> **Items from a data source**
####

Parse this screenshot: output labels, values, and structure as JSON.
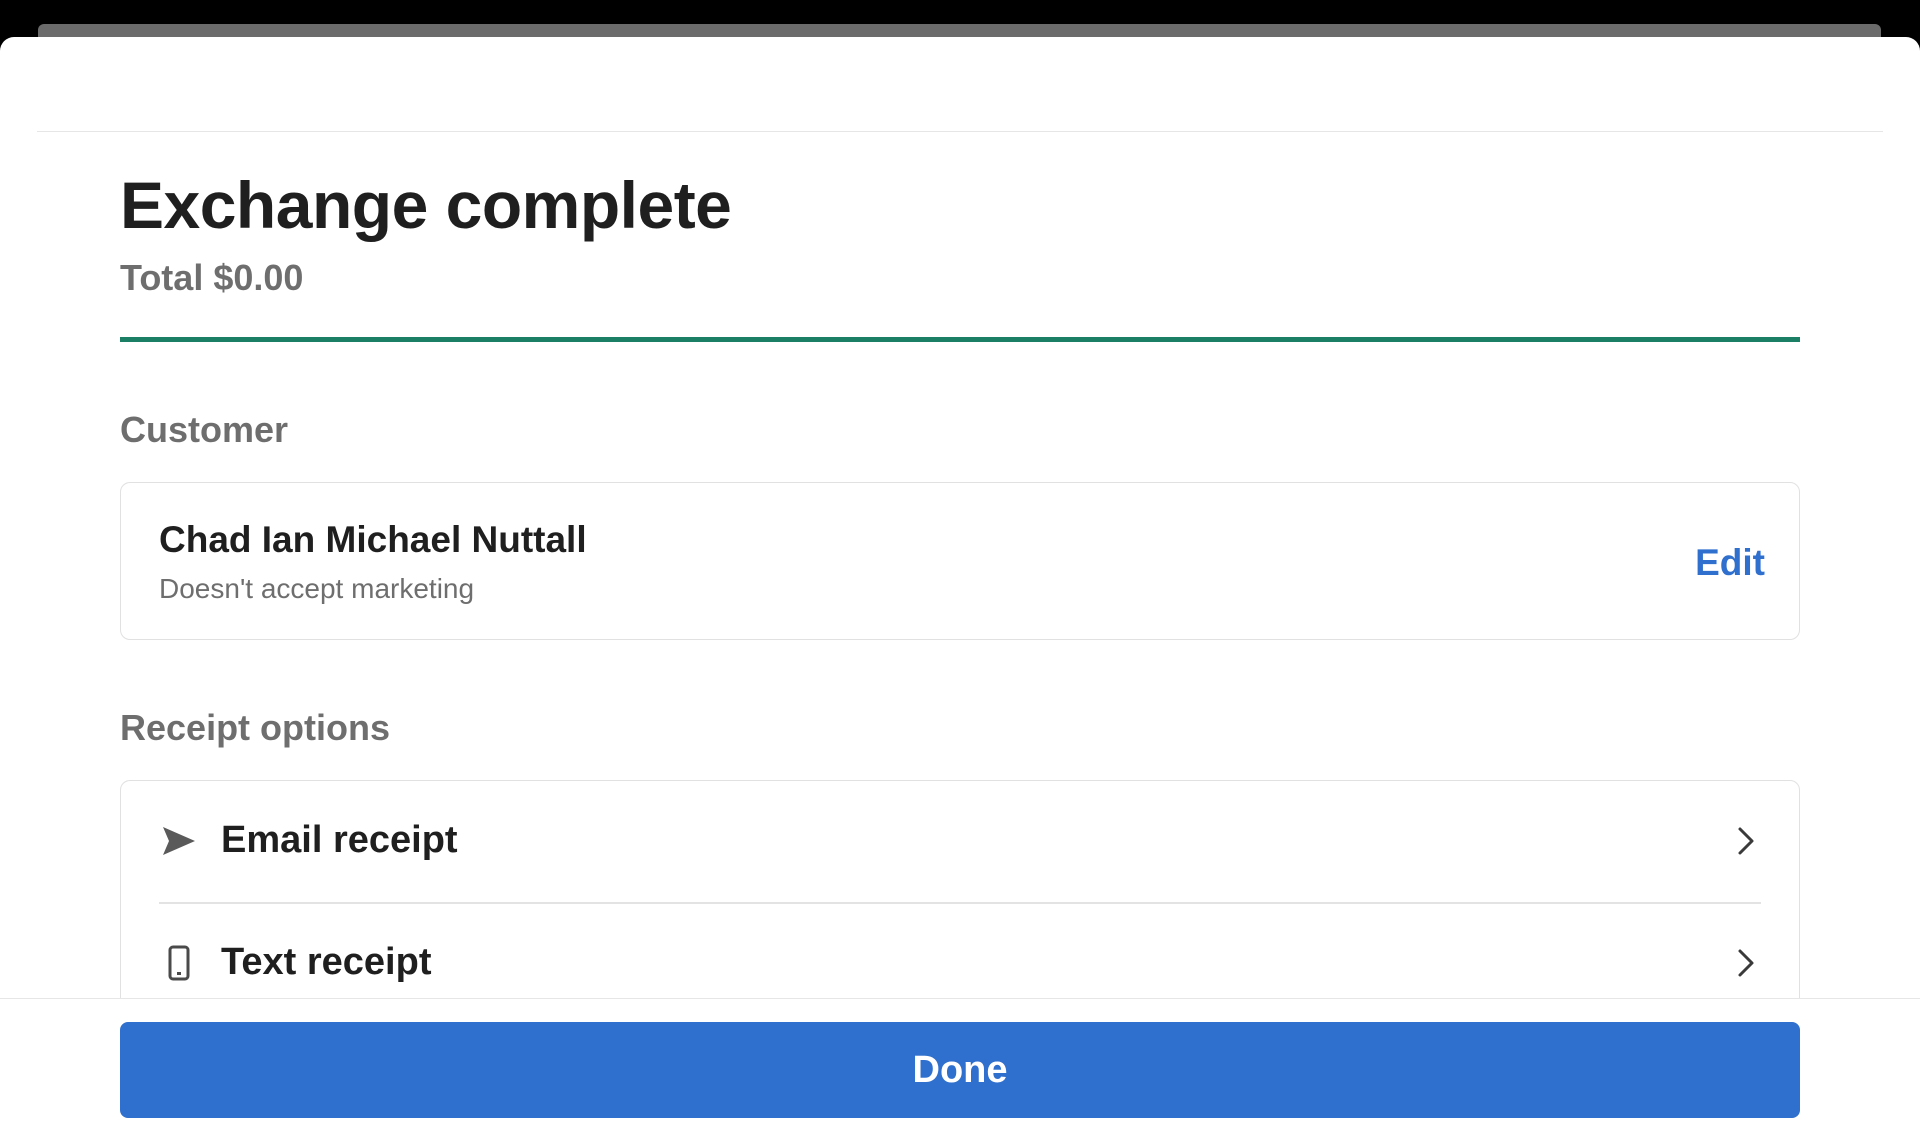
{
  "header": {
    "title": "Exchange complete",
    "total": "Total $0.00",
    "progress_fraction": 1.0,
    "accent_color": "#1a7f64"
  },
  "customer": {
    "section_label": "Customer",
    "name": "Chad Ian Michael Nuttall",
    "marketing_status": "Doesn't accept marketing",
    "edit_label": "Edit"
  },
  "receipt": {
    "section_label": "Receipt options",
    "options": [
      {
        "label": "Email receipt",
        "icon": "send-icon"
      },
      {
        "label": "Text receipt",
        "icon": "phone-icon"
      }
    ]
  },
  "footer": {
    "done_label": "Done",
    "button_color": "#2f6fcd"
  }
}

####

> **Exercise**
Could you repeat all of the material exactly? Pictures should not be copied.

> **Worked answer**
Parse this screenshot: output labels, values, and structure as JSON.
{
  "header": {
    "title": "Exchange complete",
    "total": "Total $0.00",
    "progress_fraction": 1.0,
    "accent_color": "#1a7f64"
  },
  "customer": {
    "section_label": "Customer",
    "name": "Chad Ian Michael Nuttall",
    "marketing_status": "Doesn't accept marketing",
    "edit_label": "Edit"
  },
  "receipt": {
    "section_label": "Receipt options",
    "options": [
      {
        "label": "Email receipt",
        "icon": "send-icon"
      },
      {
        "label": "Text receipt",
        "icon": "phone-icon"
      }
    ]
  },
  "footer": {
    "done_label": "Done",
    "button_color": "#2f6fcd"
  }
}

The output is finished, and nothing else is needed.